Dataset excerpts
******************************

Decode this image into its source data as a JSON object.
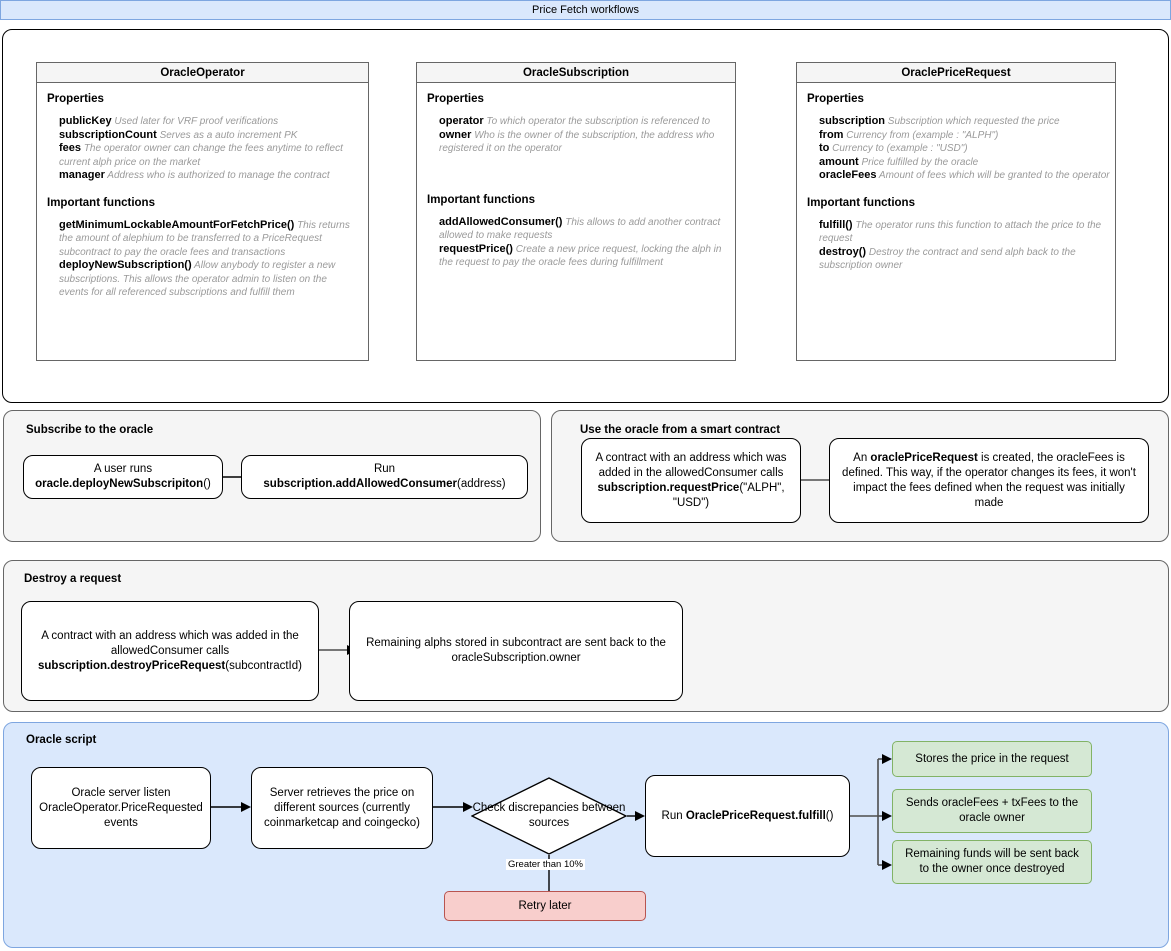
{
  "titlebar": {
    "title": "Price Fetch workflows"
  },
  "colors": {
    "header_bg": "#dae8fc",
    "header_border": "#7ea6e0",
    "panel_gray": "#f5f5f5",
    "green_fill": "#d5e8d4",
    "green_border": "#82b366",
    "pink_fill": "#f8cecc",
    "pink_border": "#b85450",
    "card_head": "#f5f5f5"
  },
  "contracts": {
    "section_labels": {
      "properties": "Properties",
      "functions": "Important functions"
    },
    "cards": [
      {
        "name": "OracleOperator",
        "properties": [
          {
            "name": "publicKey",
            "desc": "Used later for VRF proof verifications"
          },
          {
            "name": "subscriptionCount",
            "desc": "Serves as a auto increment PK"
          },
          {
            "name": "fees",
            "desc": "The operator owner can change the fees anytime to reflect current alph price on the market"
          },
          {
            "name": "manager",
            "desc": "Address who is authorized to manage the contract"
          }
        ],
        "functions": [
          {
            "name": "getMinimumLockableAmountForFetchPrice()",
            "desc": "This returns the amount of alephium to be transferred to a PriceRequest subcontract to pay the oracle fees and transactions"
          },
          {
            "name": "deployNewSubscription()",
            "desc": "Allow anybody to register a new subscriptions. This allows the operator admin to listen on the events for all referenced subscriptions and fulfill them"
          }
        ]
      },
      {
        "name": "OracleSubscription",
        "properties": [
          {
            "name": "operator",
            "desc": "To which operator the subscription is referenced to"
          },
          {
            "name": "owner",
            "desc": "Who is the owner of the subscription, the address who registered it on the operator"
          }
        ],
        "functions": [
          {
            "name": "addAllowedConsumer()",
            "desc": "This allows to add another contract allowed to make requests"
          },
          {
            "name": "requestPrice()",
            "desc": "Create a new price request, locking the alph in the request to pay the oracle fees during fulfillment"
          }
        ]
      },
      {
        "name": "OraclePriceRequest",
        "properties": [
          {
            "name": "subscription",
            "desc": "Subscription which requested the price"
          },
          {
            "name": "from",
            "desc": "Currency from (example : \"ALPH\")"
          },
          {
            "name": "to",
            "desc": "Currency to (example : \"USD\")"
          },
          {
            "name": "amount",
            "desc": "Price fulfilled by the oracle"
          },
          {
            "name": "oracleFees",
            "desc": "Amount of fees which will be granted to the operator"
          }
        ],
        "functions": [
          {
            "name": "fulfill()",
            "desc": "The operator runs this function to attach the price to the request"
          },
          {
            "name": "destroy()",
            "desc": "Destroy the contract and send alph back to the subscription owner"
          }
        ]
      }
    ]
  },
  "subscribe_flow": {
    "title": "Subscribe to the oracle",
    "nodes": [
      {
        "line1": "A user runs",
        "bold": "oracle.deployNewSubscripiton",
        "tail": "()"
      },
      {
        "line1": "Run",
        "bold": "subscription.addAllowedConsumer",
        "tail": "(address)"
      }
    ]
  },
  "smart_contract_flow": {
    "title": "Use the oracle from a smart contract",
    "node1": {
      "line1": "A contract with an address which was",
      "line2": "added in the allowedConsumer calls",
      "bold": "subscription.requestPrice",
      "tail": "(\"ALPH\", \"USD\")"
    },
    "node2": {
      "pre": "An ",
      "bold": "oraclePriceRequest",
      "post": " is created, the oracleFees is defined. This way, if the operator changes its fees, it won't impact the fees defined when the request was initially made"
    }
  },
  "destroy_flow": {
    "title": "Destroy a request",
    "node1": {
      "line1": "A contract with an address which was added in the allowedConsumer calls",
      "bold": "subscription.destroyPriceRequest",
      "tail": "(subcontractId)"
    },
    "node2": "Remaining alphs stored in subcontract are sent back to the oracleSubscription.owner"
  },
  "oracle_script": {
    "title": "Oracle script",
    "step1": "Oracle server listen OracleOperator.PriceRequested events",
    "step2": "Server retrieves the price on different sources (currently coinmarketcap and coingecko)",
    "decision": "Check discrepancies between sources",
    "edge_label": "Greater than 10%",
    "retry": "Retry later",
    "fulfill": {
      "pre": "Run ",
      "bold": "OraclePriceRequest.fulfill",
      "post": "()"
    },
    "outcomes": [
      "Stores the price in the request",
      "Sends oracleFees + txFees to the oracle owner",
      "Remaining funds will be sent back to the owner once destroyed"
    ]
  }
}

******************************

*Written request*. Make an exact copy of the records shown above, without the pictures.

*Reply to the task*.
Decode this image into its source data as a JSON object.
{
  "titlebar": {
    "title": "Price Fetch workflows"
  },
  "colors": {
    "header_bg": "#dae8fc",
    "header_border": "#7ea6e0",
    "panel_gray": "#f5f5f5",
    "green_fill": "#d5e8d4",
    "green_border": "#82b366",
    "pink_fill": "#f8cecc",
    "pink_border": "#b85450",
    "card_head": "#f5f5f5"
  },
  "contracts": {
    "section_labels": {
      "properties": "Properties",
      "functions": "Important functions"
    },
    "cards": [
      {
        "name": "OracleOperator",
        "properties": [
          {
            "name": "publicKey",
            "desc": "Used later for VRF proof verifications"
          },
          {
            "name": "subscriptionCount",
            "desc": "Serves as a auto increment PK"
          },
          {
            "name": "fees",
            "desc": "The operator owner can change the fees anytime to reflect current alph price on the market"
          },
          {
            "name": "manager",
            "desc": "Address who is authorized to manage the contract"
          }
        ],
        "functions": [
          {
            "name": "getMinimumLockableAmountForFetchPrice()",
            "desc": "This returns the amount of alephium to be transferred to a PriceRequest subcontract to pay the oracle fees and transactions"
          },
          {
            "name": "deployNewSubscription()",
            "desc": "Allow anybody to register a new subscriptions. This allows the operator admin to listen on the events for all referenced subscriptions and fulfill them"
          }
        ]
      },
      {
        "name": "OracleSubscription",
        "properties": [
          {
            "name": "operator",
            "desc": "To which operator the subscription is referenced to"
          },
          {
            "name": "owner",
            "desc": "Who is the owner of the subscription, the address who registered it on the operator"
          }
        ],
        "functions": [
          {
            "name": "addAllowedConsumer()",
            "desc": "This allows to add another contract allowed to make requests"
          },
          {
            "name": "requestPrice()",
            "desc": "Create a new price request, locking the alph in the request to pay the oracle fees during fulfillment"
          }
        ]
      },
      {
        "name": "OraclePriceRequest",
        "properties": [
          {
            "name": "subscription",
            "desc": "Subscription which requested the price"
          },
          {
            "name": "from",
            "desc": "Currency from (example : \"ALPH\")"
          },
          {
            "name": "to",
            "desc": "Currency to (example : \"USD\")"
          },
          {
            "name": "amount",
            "desc": "Price fulfilled by the oracle"
          },
          {
            "name": "oracleFees",
            "desc": "Amount of fees which will be granted to the operator"
          }
        ],
        "functions": [
          {
            "name": "fulfill()",
            "desc": "The operator runs this function to attach the price to the request"
          },
          {
            "name": "destroy()",
            "desc": "Destroy the contract and send alph back to the subscription owner"
          }
        ]
      }
    ]
  },
  "subscribe_flow": {
    "title": "Subscribe to the oracle",
    "nodes": [
      {
        "line1": "A user runs",
        "bold": "oracle.deployNewSubscripiton",
        "tail": "()"
      },
      {
        "line1": "Run",
        "bold": "subscription.addAllowedConsumer",
        "tail": "(address)"
      }
    ]
  },
  "smart_contract_flow": {
    "title": "Use the oracle from a smart contract",
    "node1": {
      "line1": "A contract with an address which was",
      "line2": "added in the allowedConsumer calls",
      "bold": "subscription.requestPrice",
      "tail": "(\"ALPH\", \"USD\")"
    },
    "node2": {
      "pre": "An ",
      "bold": "oraclePriceRequest",
      "post": " is created, the oracleFees is defined. This way, if the operator changes its fees, it won't impact the fees defined when the request was initially made"
    }
  },
  "destroy_flow": {
    "title": "Destroy a request",
    "node1": {
      "line1": "A contract with an address which was added in the allowedConsumer calls",
      "bold": "subscription.destroyPriceRequest",
      "tail": "(subcontractId)"
    },
    "node2": "Remaining alphs stored in subcontract are sent back to the oracleSubscription.owner"
  },
  "oracle_script": {
    "title": "Oracle script",
    "step1": "Oracle server listen OracleOperator.PriceRequested events",
    "step2": "Server retrieves the price on different sources (currently coinmarketcap and coingecko)",
    "decision": "Check discrepancies between sources",
    "edge_label": "Greater than 10%",
    "retry": "Retry later",
    "fulfill": {
      "pre": "Run ",
      "bold": "OraclePriceRequest.fulfill",
      "post": "()"
    },
    "outcomes": [
      "Stores the price in the request",
      "Sends oracleFees + txFees to the oracle owner",
      "Remaining funds will be sent back to the owner once destroyed"
    ]
  }
}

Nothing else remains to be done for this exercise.